Write down every one of the rows below, character for character, with nothing changed, added or left out.

--- begin ---

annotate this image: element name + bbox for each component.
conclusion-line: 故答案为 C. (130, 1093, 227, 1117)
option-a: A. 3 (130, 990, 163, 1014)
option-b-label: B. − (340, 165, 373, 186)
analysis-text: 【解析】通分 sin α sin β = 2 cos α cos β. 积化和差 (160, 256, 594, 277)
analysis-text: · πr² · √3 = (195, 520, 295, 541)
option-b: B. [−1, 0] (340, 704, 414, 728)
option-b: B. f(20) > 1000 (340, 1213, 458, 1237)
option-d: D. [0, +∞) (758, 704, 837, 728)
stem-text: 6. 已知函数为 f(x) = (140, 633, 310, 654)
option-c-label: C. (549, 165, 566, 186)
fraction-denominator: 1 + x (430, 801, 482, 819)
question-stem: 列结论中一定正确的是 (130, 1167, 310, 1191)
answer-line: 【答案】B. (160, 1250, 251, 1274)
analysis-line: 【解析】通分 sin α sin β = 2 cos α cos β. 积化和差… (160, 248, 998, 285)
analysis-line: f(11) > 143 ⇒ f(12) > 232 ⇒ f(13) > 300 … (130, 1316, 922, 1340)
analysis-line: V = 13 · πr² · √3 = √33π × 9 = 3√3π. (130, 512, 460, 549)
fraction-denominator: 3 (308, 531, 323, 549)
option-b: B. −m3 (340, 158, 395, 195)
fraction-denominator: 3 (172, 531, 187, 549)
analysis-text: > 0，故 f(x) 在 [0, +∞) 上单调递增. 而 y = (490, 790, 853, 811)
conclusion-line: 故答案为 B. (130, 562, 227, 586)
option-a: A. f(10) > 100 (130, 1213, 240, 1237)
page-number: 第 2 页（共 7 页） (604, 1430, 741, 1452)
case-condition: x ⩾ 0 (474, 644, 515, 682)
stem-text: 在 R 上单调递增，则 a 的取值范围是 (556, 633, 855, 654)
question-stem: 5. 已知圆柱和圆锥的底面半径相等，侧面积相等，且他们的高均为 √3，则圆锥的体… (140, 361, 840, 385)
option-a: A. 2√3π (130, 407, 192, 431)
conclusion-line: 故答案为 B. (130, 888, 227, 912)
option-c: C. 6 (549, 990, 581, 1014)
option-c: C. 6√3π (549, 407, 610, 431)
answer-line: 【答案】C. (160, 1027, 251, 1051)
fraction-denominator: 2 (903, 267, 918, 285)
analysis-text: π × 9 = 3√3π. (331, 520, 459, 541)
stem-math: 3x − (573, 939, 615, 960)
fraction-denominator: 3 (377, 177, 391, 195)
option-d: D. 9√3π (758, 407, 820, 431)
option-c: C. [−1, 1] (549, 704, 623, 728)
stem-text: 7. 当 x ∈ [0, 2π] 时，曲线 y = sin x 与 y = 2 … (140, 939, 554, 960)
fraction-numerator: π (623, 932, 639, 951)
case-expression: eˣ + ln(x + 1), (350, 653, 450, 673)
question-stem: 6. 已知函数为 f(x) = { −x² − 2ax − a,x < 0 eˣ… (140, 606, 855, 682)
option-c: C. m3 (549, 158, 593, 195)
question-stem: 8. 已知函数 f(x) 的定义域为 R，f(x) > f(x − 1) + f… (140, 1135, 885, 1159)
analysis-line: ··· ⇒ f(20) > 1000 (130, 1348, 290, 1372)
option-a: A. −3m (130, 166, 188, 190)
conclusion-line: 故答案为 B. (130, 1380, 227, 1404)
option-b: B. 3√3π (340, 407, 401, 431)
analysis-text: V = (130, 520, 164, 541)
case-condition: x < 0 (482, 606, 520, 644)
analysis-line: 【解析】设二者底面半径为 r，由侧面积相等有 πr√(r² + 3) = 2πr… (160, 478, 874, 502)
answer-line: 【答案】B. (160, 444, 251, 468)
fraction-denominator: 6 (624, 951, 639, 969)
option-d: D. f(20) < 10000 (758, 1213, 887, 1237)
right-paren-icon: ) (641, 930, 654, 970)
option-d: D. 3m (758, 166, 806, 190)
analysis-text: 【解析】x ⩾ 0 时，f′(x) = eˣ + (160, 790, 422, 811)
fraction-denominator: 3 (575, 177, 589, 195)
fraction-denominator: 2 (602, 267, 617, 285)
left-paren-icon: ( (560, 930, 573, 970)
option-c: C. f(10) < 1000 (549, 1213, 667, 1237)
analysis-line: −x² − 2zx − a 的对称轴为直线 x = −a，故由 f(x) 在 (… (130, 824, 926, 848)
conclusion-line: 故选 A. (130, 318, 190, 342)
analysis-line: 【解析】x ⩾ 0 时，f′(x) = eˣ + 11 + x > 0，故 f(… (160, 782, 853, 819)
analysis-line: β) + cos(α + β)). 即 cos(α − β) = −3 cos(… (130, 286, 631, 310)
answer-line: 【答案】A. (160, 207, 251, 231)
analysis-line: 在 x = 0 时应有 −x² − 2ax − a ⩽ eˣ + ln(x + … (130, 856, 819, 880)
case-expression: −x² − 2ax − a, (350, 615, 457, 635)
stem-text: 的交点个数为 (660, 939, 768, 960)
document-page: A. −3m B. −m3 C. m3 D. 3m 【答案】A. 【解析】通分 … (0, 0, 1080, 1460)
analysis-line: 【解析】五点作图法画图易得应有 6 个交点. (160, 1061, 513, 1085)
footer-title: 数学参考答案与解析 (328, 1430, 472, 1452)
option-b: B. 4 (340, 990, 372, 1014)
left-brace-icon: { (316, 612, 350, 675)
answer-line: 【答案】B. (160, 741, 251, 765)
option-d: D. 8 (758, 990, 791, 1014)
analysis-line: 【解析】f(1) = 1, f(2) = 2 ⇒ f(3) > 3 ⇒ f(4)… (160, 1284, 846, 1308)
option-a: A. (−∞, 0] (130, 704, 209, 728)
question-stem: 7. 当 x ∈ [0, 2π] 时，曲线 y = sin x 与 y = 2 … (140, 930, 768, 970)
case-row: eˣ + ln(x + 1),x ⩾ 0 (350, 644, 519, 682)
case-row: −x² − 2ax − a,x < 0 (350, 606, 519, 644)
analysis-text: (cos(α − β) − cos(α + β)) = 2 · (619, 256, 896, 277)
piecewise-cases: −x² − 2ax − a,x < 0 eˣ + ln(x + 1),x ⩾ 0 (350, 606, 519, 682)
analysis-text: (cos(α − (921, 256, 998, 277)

--- end ---

▶ _Complete output_
annotate this image: element name + bbox for each component.
conclusion-line: 故答案为 C. (130, 1093, 227, 1117)
option-a: A. 3 (130, 990, 163, 1014)
option-b-label: B. − (340, 165, 373, 186)
analysis-text: 【解析】通分 sin α sin β = 2 cos α cos β. 积化和差 (160, 256, 594, 277)
analysis-text: · πr² · √3 = (195, 520, 295, 541)
option-b: B. [−1, 0] (340, 704, 414, 728)
option-b: B. f(20) > 1000 (340, 1213, 458, 1237)
option-d: D. [0, +∞) (758, 704, 837, 728)
stem-text: 6. 已知函数为 f(x) = (140, 633, 310, 654)
option-c-label: C. (549, 165, 566, 186)
fraction-denominator: 1 + x (430, 801, 482, 819)
question-stem: 列结论中一定正确的是 (130, 1167, 310, 1191)
answer-line: 【答案】B. (160, 1250, 251, 1274)
analysis-line: 【解析】通分 sin α sin β = 2 cos α cos β. 积化和差… (160, 248, 998, 285)
analysis-line: f(11) > 143 ⇒ f(12) > 232 ⇒ f(13) > 300 … (130, 1316, 922, 1340)
analysis-line: V = 13 · πr² · √3 = √33π × 9 = 3√3π. (130, 512, 460, 549)
fraction-denominator: 3 (308, 531, 323, 549)
option-b: B. −m3 (340, 158, 395, 195)
fraction-denominator: 3 (172, 531, 187, 549)
analysis-text: > 0，故 f(x) 在 [0, +∞) 上单调递增. 而 y = (490, 790, 853, 811)
conclusion-line: 故答案为 B. (130, 562, 227, 586)
option-a: A. f(10) > 100 (130, 1213, 240, 1237)
page-number: 第 2 页（共 7 页） (604, 1430, 741, 1452)
case-condition: x ⩾ 0 (474, 644, 515, 682)
stem-text: 在 R 上单调递增，则 a 的取值范围是 (556, 633, 855, 654)
question-stem: 5. 已知圆柱和圆锥的底面半径相等，侧面积相等，且他们的高均为 √3，则圆锥的体… (140, 361, 840, 385)
option-a: A. 2√3π (130, 407, 192, 431)
conclusion-line: 故答案为 B. (130, 888, 227, 912)
option-c: C. 6 (549, 990, 581, 1014)
option-c: C. 6√3π (549, 407, 610, 431)
answer-line: 【答案】C. (160, 1027, 251, 1051)
fraction-denominator: 2 (903, 267, 918, 285)
analysis-text: π × 9 = 3√3π. (331, 520, 459, 541)
stem-math: 3x − (573, 939, 615, 960)
fraction-denominator: 3 (377, 177, 391, 195)
option-d: D. 9√3π (758, 407, 820, 431)
option-c: C. [−1, 1] (549, 704, 623, 728)
stem-text: 7. 当 x ∈ [0, 2π] 时，曲线 y = sin x 与 y = 2 … (140, 939, 554, 960)
fraction-numerator: π (623, 932, 639, 951)
case-expression: eˣ + ln(x + 1), (350, 653, 450, 673)
question-stem: 6. 已知函数为 f(x) = { −x² − 2ax − a,x < 0 eˣ… (140, 606, 855, 682)
option-c: C. m3 (549, 158, 593, 195)
question-stem: 8. 已知函数 f(x) 的定义域为 R，f(x) > f(x − 1) + f… (140, 1135, 885, 1159)
analysis-line: ··· ⇒ f(20) > 1000 (130, 1348, 290, 1372)
option-a: A. −3m (130, 166, 188, 190)
conclusion-line: 故答案为 B. (130, 1380, 227, 1404)
option-b: B. 3√3π (340, 407, 401, 431)
analysis-text: V = (130, 520, 164, 541)
case-condition: x < 0 (482, 606, 520, 644)
analysis-line: 【解析】设二者底面半径为 r，由侧面积相等有 πr√(r² + 3) = 2πr… (160, 478, 874, 502)
answer-line: 【答案】B. (160, 444, 251, 468)
fraction-denominator: 6 (624, 951, 639, 969)
option-d: D. f(20) < 10000 (758, 1213, 887, 1237)
right-paren-icon: ) (641, 930, 654, 970)
option-d: D. 3m (758, 166, 806, 190)
analysis-text: 【解析】x ⩾ 0 时，f′(x) = eˣ + (160, 790, 422, 811)
fraction-denominator: 3 (575, 177, 589, 195)
fraction-denominator: 2 (602, 267, 617, 285)
left-paren-icon: ( (560, 930, 573, 970)
option-c: C. f(10) < 1000 (549, 1213, 667, 1237)
analysis-line: −x² − 2zx − a 的对称轴为直线 x = −a，故由 f(x) 在 (… (130, 824, 926, 848)
conclusion-line: 故选 A. (130, 318, 190, 342)
analysis-line: 【解析】x ⩾ 0 时，f′(x) = eˣ + 11 + x > 0，故 f(… (160, 782, 853, 819)
analysis-line: β) + cos(α + β)). 即 cos(α − β) = −3 cos(… (130, 286, 631, 310)
answer-line: 【答案】A. (160, 207, 251, 231)
analysis-line: 在 x = 0 时应有 −x² − 2ax − a ⩽ eˣ + ln(x + … (130, 856, 819, 880)
case-expression: −x² − 2ax − a, (350, 615, 457, 635)
stem-text: 的交点个数为 (660, 939, 768, 960)
document-page: A. −3m B. −m3 C. m3 D. 3m 【答案】A. 【解析】通分 … (0, 0, 1080, 1460)
analysis-line: 【解析】五点作图法画图易得应有 6 个交点. (160, 1061, 513, 1085)
footer-title: 数学参考答案与解析 (328, 1430, 472, 1452)
option-b: B. 4 (340, 990, 372, 1014)
left-brace-icon: { (316, 612, 350, 675)
answer-line: 【答案】B. (160, 741, 251, 765)
option-d: D. 8 (758, 990, 791, 1014)
analysis-line: 【解析】f(1) = 1, f(2) = 2 ⇒ f(3) > 3 ⇒ f(4)… (160, 1284, 846, 1308)
option-a: A. (−∞, 0] (130, 704, 209, 728)
question-stem: 7. 当 x ∈ [0, 2π] 时，曲线 y = sin x 与 y = 2 … (140, 930, 768, 970)
case-row: eˣ + ln(x + 1),x ⩾ 0 (350, 644, 519, 682)
case-row: −x² − 2ax − a,x < 0 (350, 606, 519, 644)
analysis-text: (cos(α − β) − cos(α + β)) = 2 · (619, 256, 896, 277)
piecewise-cases: −x² − 2ax − a,x < 0 eˣ + ln(x + 1),x ⩾ 0 (350, 606, 519, 682)
analysis-text: (cos(α − (921, 256, 998, 277)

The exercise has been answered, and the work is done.